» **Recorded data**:
* Begin *

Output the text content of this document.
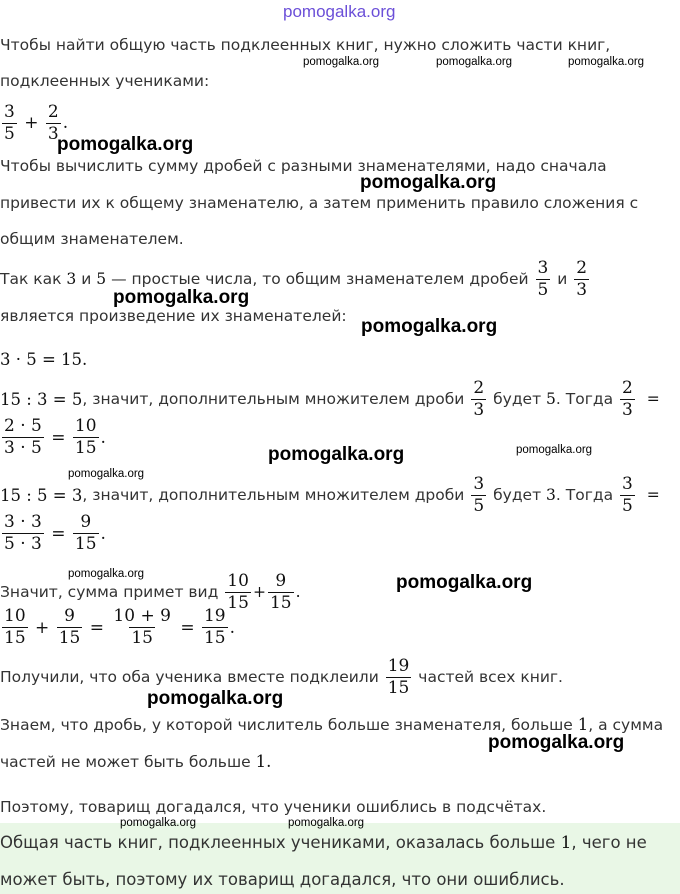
pomogalka.org
Чтобы найти общую часть подклеенных книг, нужно сложить части книг,
pomogalka.org	pomogalka.org	pomogalka.org
подклеенных учениками:
$\frac{3}{5} + \frac{2}{3}$ .
pomogalka.org
Чтобы вычислить сумму дробей с разными знаменателями, надо сначала
pomogalka.org
привести их к общему знаменателю, а затем применить правило сложения с
общим знаменателем.
Так как
3
и
5
— простые числа, то общим знаменателем дробей
$\frac{3}{5}$
и
$\frac{2}{3}$
pomogalka.org
является произведение их знаменателей: pomogalka.org
3 · 5 = 15.
15 : 3 = 5 , значит, дополнительным множителем дроби
$\frac{2}{3}$
будет
5 . Тогда
$\frac{2}{3}$
=
$\frac{2 \cdot 5}{3 \cdot 5}$
=
$\frac{10}{15}$ .
pomogalka.org	pomogalka.org
pomogalka.org
15 : 5 = 3 , значит, дополнительным множителем дроби
$\frac{3}{5}$
будет
3 . Тогда
$\frac{3}{5}$
=
$\frac{3 \cdot 3}{5 \cdot 3}$
=
$\frac{9}{15}$ .
pomogalka.org	pomogalka.org
Значит, сумма примет вид
$\frac{10}{15} + \frac{9}{15}$ .
$\frac{10}{15}$
+
$\frac{9}{15}$
=
$\frac{10 + 9}{15}$
=
$\frac{19}{15}$ .
Получили, что оба ученика вместе подклеили
$\frac{19}{15}$
частей всех книг.
pomogalka.org
Знаем, что дробь, у которой числитель больше знаменателя, больше 1, а сумма
pomogalka.org
частей не может быть больше 1.
Поэтому, товарищ догадался, что ученики ошиблись в подсчётах.
pomogalka.org	pomogalka.org
Общая часть книг, подклеенных учениками, оказалась больше 1, чего не
может быть, поэтому их товарищ догадался, что они ошиблись.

* End *

» **Your goal**: Output the full set of records above without changing a word, and drop the images.

» **Exercise output**:
Output the text content of this document.
pomogalka.org
Чтобы найти общую часть подклеенных книг, нужно сложить части книг,
pomogalka.org	pomogalka.org	pomogalka.org
подклеенных учениками:
$\frac{3}{5} + \frac{2}{3}$ .
pomogalka.org
Чтобы вычислить сумму дробей с разными знаменателями, надо сначала
pomogalka.org
привести их к общему знаменателю, а затем применить правило сложения с
общим знаменателем.
Так как
3
и
5
— простые числа, то общим знаменателем дробей
$\frac{3}{5}$
и
$\frac{2}{3}$
pomogalka.org
является произведение их знаменателей: pomogalka.org
3 · 5 = 15.
15 : 3 = 5 , значит, дополнительным множителем дроби
$\frac{2}{3}$
будет
5 . Тогда
$\frac{2}{3}$
=
$\frac{2 \cdot 5}{3 \cdot 5}$
=
$\frac{10}{15}$ .
pomogalka.org	pomogalka.org
pomogalka.org
15 : 5 = 3 , значит, дополнительным множителем дроби
$\frac{3}{5}$
будет
3 . Тогда
$\frac{3}{5}$
=
$\frac{3 \cdot 3}{5 \cdot 3}$
=
$\frac{9}{15}$ .
pomogalka.org	pomogalka.org
Значит, сумма примет вид
$\frac{10}{15} + \frac{9}{15}$ .
$\frac{10}{15}$
+
$\frac{9}{15}$
=
$\frac{10 + 9}{15}$
=
$\frac{19}{15}$ .
Получили, что оба ученика вместе подклеили
$\frac{19}{15}$
частей всех книг.
pomogalka.org
Знаем, что дробь, у которой числитель больше знаменателя, больше 1, а сумма
pomogalka.org
частей не может быть больше 1.
Поэтому, товарищ догадался, что ученики ошиблись в подсчётах.
pomogalka.org	pomogalka.org
Общая часть книг, подклеенных учениками, оказалась больше 1, чего не
может быть, поэтому их товарищ догадался, что они ошиблись.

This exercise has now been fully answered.